*What the task requires:*
Copy all lines of the listing that include the string "this".

Saved data entries:
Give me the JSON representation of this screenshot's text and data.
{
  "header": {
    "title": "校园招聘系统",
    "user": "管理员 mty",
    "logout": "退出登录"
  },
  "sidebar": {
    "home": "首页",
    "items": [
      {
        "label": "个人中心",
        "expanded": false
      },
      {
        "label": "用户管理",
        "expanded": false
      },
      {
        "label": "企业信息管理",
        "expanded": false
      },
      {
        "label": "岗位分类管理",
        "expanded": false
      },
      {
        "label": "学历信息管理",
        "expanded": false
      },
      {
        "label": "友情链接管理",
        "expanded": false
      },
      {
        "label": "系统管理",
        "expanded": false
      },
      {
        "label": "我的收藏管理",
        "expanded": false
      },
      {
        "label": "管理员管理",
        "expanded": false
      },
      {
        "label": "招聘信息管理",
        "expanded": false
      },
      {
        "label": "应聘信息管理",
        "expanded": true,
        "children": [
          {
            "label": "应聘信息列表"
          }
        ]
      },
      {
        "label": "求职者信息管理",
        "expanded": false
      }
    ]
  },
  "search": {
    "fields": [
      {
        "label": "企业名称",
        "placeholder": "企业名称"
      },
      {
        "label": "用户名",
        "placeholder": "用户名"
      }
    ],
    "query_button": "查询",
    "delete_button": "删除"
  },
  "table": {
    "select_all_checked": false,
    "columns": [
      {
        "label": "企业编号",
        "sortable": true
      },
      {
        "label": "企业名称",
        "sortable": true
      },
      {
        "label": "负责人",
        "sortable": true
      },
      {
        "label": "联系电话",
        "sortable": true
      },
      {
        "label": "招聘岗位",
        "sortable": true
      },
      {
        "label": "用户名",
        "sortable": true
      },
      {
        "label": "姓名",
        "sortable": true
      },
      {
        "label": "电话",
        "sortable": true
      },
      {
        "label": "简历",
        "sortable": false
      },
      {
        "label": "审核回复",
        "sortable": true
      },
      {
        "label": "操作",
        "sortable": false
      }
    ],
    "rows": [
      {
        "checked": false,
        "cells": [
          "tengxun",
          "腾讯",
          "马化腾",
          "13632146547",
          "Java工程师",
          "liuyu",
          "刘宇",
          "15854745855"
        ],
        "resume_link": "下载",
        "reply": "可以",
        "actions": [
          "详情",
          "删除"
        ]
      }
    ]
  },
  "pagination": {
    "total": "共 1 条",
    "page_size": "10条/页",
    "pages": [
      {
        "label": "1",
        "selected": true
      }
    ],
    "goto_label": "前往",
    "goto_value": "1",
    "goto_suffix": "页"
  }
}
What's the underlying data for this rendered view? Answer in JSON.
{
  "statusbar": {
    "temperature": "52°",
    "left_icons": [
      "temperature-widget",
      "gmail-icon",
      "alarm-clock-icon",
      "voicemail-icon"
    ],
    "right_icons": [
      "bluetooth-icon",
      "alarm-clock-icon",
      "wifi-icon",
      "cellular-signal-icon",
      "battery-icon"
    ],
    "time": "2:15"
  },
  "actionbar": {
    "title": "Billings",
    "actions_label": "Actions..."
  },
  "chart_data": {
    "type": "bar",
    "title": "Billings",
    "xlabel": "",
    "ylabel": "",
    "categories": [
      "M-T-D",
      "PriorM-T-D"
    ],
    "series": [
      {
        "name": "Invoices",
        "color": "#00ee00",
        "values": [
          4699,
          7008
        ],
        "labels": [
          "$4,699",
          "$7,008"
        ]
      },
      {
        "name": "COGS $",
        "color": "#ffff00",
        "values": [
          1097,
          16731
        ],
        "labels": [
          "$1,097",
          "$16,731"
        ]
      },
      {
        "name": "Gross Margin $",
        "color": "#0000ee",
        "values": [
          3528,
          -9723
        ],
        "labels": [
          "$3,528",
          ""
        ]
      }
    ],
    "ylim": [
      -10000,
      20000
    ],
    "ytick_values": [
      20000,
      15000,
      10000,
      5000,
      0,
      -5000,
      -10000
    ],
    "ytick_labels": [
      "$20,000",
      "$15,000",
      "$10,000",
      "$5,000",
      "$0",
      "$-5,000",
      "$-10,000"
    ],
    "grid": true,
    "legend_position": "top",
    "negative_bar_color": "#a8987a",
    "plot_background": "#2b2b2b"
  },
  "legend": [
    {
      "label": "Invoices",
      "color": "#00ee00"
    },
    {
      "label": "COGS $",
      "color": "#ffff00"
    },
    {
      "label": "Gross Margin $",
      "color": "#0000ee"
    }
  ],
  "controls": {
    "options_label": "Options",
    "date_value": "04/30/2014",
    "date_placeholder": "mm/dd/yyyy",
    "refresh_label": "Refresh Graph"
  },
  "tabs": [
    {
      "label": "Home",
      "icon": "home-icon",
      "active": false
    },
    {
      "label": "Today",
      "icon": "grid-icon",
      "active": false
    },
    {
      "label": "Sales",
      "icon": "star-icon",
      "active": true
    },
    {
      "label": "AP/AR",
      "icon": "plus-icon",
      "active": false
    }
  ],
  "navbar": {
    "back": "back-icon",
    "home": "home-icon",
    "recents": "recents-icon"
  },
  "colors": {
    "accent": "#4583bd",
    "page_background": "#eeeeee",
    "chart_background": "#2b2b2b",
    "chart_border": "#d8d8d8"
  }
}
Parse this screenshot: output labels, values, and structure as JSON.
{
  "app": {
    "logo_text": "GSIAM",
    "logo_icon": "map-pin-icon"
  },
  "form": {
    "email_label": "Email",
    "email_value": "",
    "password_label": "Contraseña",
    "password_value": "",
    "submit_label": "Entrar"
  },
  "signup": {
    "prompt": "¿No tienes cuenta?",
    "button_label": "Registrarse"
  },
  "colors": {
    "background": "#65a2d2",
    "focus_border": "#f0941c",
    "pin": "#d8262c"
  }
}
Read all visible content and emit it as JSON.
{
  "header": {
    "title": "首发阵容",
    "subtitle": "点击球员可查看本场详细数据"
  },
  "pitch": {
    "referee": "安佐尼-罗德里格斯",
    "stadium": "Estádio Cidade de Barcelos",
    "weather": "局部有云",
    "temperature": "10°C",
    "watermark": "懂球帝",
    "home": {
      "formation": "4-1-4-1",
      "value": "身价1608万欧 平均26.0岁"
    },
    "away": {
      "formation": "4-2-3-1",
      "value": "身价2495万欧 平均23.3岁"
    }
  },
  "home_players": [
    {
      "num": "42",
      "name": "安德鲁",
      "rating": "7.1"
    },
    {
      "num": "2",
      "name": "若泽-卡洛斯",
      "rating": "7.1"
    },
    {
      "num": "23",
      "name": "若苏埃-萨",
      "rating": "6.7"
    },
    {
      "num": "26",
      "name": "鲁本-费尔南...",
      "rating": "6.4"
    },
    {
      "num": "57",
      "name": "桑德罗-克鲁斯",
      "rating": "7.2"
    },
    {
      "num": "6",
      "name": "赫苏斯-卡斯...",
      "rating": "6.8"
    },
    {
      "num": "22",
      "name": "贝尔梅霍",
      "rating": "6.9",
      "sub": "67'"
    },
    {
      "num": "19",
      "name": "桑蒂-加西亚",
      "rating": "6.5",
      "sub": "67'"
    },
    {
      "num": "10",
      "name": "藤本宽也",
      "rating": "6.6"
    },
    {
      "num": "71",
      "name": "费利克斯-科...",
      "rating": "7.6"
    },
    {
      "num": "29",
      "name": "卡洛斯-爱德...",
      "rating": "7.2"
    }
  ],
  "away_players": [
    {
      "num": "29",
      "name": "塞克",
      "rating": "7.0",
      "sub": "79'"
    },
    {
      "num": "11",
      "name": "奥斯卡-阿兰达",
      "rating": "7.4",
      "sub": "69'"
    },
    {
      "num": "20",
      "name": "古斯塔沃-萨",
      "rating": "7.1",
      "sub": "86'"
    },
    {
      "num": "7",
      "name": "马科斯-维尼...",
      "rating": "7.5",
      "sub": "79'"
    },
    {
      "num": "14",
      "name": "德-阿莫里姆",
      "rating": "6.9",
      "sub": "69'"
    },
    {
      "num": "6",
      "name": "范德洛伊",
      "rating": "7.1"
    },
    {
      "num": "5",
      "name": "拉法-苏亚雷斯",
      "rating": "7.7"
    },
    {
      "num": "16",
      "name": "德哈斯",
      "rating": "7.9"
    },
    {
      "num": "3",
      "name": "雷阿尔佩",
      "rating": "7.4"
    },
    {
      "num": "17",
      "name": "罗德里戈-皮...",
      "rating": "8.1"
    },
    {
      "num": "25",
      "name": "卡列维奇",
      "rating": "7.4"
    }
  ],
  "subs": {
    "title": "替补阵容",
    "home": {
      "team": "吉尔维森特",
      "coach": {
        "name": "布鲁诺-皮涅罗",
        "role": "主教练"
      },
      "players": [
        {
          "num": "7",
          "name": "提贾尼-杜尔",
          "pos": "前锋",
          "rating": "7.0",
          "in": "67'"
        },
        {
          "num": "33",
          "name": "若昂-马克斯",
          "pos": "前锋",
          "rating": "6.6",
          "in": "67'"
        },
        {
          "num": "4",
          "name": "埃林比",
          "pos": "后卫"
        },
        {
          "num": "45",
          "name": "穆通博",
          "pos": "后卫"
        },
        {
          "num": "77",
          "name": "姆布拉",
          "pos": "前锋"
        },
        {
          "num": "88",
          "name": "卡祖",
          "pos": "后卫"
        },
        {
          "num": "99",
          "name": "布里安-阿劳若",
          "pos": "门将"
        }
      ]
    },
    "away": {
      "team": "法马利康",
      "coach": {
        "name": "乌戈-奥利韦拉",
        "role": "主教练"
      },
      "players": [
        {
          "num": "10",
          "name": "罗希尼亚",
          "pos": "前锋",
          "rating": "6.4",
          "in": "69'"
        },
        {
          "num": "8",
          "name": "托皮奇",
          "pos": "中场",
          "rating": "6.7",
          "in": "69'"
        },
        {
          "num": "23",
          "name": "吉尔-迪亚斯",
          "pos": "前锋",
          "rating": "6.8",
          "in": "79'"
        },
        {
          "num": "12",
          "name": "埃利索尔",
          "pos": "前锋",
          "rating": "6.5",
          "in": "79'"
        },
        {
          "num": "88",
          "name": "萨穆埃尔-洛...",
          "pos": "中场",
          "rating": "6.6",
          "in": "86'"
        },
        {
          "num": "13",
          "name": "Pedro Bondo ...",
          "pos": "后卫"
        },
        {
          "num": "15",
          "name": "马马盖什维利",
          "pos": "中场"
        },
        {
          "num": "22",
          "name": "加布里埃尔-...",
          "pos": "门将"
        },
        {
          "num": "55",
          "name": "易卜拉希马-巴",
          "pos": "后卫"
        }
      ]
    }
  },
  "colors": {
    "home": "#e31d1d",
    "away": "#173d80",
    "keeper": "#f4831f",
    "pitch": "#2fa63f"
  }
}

*Written response:*
Give me the JSON representation of this screenshot's text and data.
What's the underlying data for this rendered view? Answer in JSON.
Parse this screenshot: output labels, values, and structure as JSON.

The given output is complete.